((

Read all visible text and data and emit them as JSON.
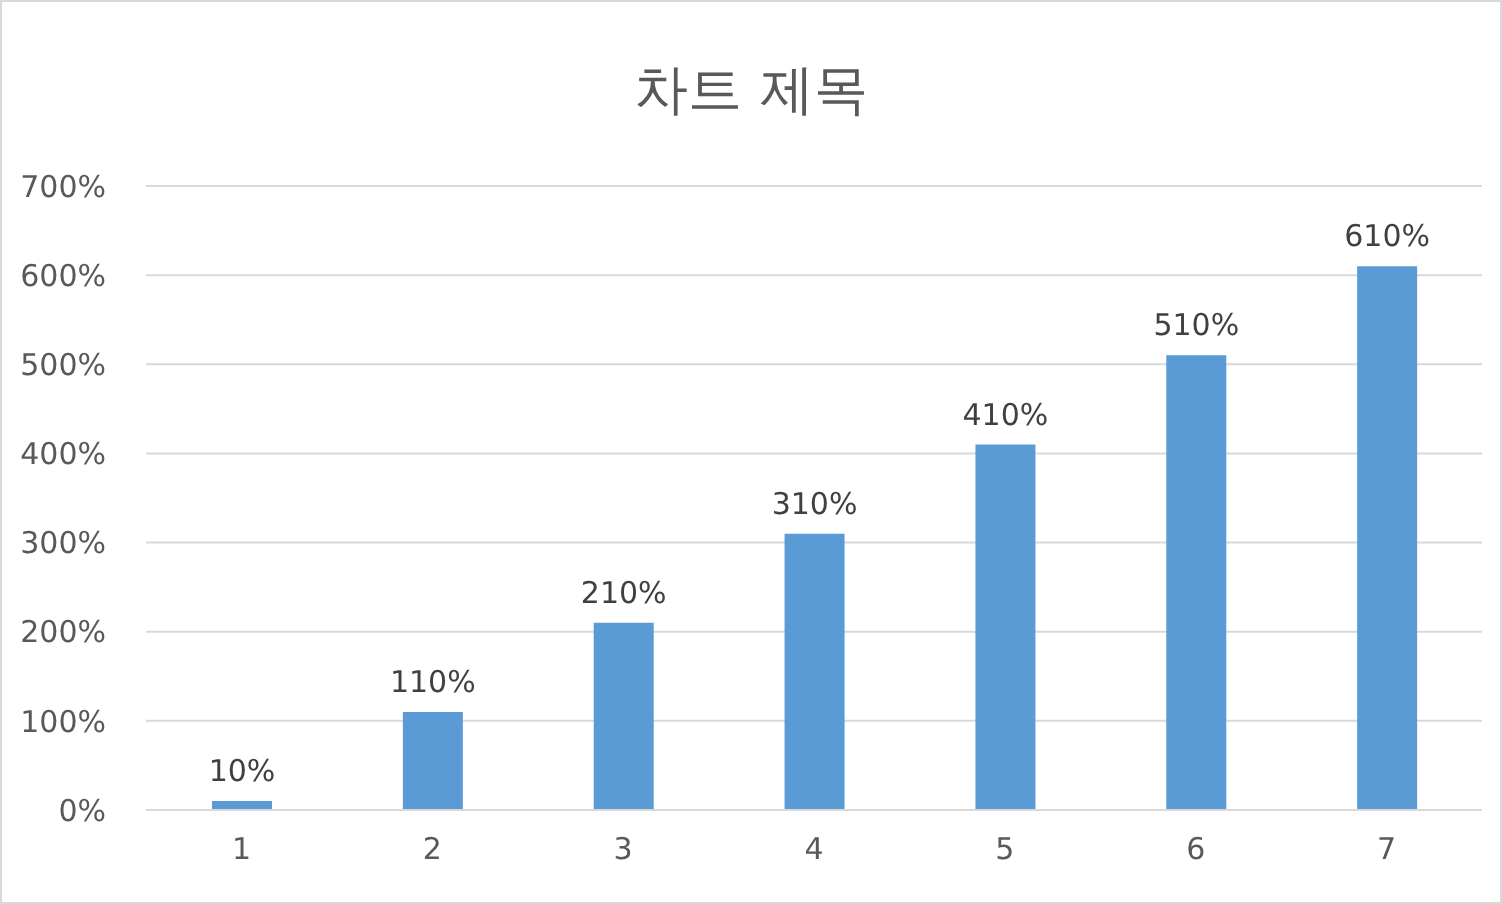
{
  "chart_data": {
    "type": "bar",
    "title": "차트 제목",
    "categories": [
      "1",
      "2",
      "3",
      "4",
      "5",
      "6",
      "7"
    ],
    "values": [
      10,
      110,
      210,
      310,
      410,
      510,
      610
    ],
    "value_labels": [
      "10%",
      "110%",
      "210%",
      "310%",
      "410%",
      "510%",
      "610%"
    ],
    "color": "#5b9bd5",
    "ylim": [
      0,
      700
    ],
    "yticks": [
      {
        "value": 0,
        "label": "0%"
      },
      {
        "value": 100,
        "label": "100%"
      },
      {
        "value": 200,
        "label": "200%"
      },
      {
        "value": 300,
        "label": "300%"
      },
      {
        "value": 400,
        "label": "400%"
      },
      {
        "value": 500,
        "label": "500%"
      },
      {
        "value": 600,
        "label": "600%"
      },
      {
        "value": 700,
        "label": "700%"
      }
    ],
    "grid": "y",
    "legend": false
  }
}
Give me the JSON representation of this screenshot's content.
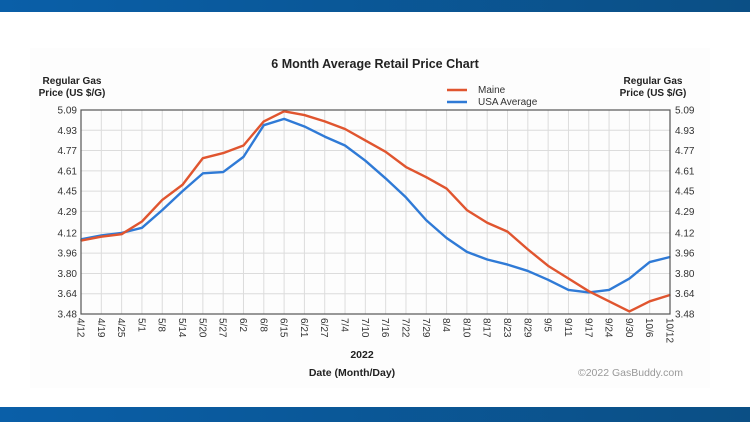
{
  "chart_data": {
    "type": "line",
    "title": "6 Month Average Retail Price Chart",
    "ylabel_left": [
      "Regular Gas",
      "Price (US $/G)"
    ],
    "ylabel_right": [
      "Regular Gas",
      "Price (US $/G)"
    ],
    "year_label": "2022",
    "xlabel": "Date (Month/Day)",
    "copyright": "©2022 GasBuddy.com",
    "ylim": [
      3.48,
      5.09
    ],
    "yticks": [
      "3.48",
      "3.64",
      "3.80",
      "3.96",
      "4.12",
      "4.29",
      "4.45",
      "4.61",
      "4.77",
      "4.93",
      "5.09"
    ],
    "categories": [
      "4/12",
      "4/19",
      "4/25",
      "5/1",
      "5/8",
      "5/14",
      "5/20",
      "5/27",
      "6/2",
      "6/8",
      "6/15",
      "6/21",
      "6/27",
      "7/4",
      "7/10",
      "7/16",
      "7/22",
      "7/29",
      "8/4",
      "8/10",
      "8/17",
      "8/23",
      "8/29",
      "9/5",
      "9/11",
      "9/17",
      "9/24",
      "9/30",
      "10/6",
      "10/12"
    ],
    "grid": true,
    "legend_placement": "top-right",
    "series": [
      {
        "name": "Maine",
        "color": "#e0552f",
        "values": [
          4.06,
          4.09,
          4.11,
          4.21,
          4.38,
          4.5,
          4.71,
          4.75,
          4.81,
          5.0,
          5.08,
          5.05,
          5.0,
          4.94,
          4.85,
          4.76,
          4.64,
          4.56,
          4.47,
          4.3,
          4.2,
          4.13,
          3.99,
          3.86,
          3.76,
          3.66,
          3.58,
          3.5,
          3.58,
          3.63
        ]
      },
      {
        "name": "USA Average",
        "color": "#2f7ad6",
        "values": [
          4.07,
          4.1,
          4.12,
          4.16,
          4.3,
          4.45,
          4.59,
          4.6,
          4.72,
          4.97,
          5.02,
          4.96,
          4.88,
          4.81,
          4.69,
          4.55,
          4.4,
          4.22,
          4.08,
          3.97,
          3.91,
          3.87,
          3.82,
          3.75,
          3.67,
          3.65,
          3.67,
          3.76,
          3.89,
          3.93
        ]
      }
    ]
  }
}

))

Take the data above and repeat it exactly, leaving each picture out.

▸ **Answer to this problem**:
Read all visible text and data and emit them as JSON.
{
  "chart_data": {
    "type": "bar",
    "title": "차트 제목",
    "categories": [
      "1",
      "2",
      "3",
      "4",
      "5",
      "6",
      "7"
    ],
    "values": [
      10,
      110,
      210,
      310,
      410,
      510,
      610
    ],
    "value_labels": [
      "10%",
      "110%",
      "210%",
      "310%",
      "410%",
      "510%",
      "610%"
    ],
    "color": "#5b9bd5",
    "ylim": [
      0,
      700
    ],
    "yticks": [
      {
        "value": 0,
        "label": "0%"
      },
      {
        "value": 100,
        "label": "100%"
      },
      {
        "value": 200,
        "label": "200%"
      },
      {
        "value": 300,
        "label": "300%"
      },
      {
        "value": 400,
        "label": "400%"
      },
      {
        "value": 500,
        "label": "500%"
      },
      {
        "value": 600,
        "label": "600%"
      },
      {
        "value": 700,
        "label": "700%"
      }
    ],
    "grid": "y",
    "legend": false
  }
}
Give me the JSON representation of this screenshot's content.
{
  "chart_data": {
    "type": "line",
    "title": "6 Month Average Retail Price Chart",
    "ylabel_left": [
      "Regular Gas",
      "Price (US $/G)"
    ],
    "ylabel_right": [
      "Regular Gas",
      "Price (US $/G)"
    ],
    "year_label": "2022",
    "xlabel": "Date (Month/Day)",
    "copyright": "©2022 GasBuddy.com",
    "ylim": [
      3.48,
      5.09
    ],
    "yticks": [
      "3.48",
      "3.64",
      "3.80",
      "3.96",
      "4.12",
      "4.29",
      "4.45",
      "4.61",
      "4.77",
      "4.93",
      "5.09"
    ],
    "categories": [
      "4/12",
      "4/19",
      "4/25",
      "5/1",
      "5/8",
      "5/14",
      "5/20",
      "5/27",
      "6/2",
      "6/8",
      "6/15",
      "6/21",
      "6/27",
      "7/4",
      "7/10",
      "7/16",
      "7/22",
      "7/29",
      "8/4",
      "8/10",
      "8/17",
      "8/23",
      "8/29",
      "9/5",
      "9/11",
      "9/17",
      "9/24",
      "9/30",
      "10/6",
      "10/12"
    ],
    "grid": true,
    "legend_placement": "top-right",
    "series": [
      {
        "name": "Maine",
        "color": "#e0552f",
        "values": [
          4.06,
          4.09,
          4.11,
          4.21,
          4.38,
          4.5,
          4.71,
          4.75,
          4.81,
          5.0,
          5.08,
          5.05,
          5.0,
          4.94,
          4.85,
          4.76,
          4.64,
          4.56,
          4.47,
          4.3,
          4.2,
          4.13,
          3.99,
          3.86,
          3.76,
          3.66,
          3.58,
          3.5,
          3.58,
          3.63
        ]
      },
      {
        "name": "USA Average",
        "color": "#2f7ad6",
        "values": [
          4.07,
          4.1,
          4.12,
          4.16,
          4.3,
          4.45,
          4.59,
          4.6,
          4.72,
          4.97,
          5.02,
          4.96,
          4.88,
          4.81,
          4.69,
          4.55,
          4.4,
          4.22,
          4.08,
          3.97,
          3.91,
          3.87,
          3.82,
          3.75,
          3.67,
          3.65,
          3.67,
          3.76,
          3.89,
          3.93
        ]
      }
    ]
  }
}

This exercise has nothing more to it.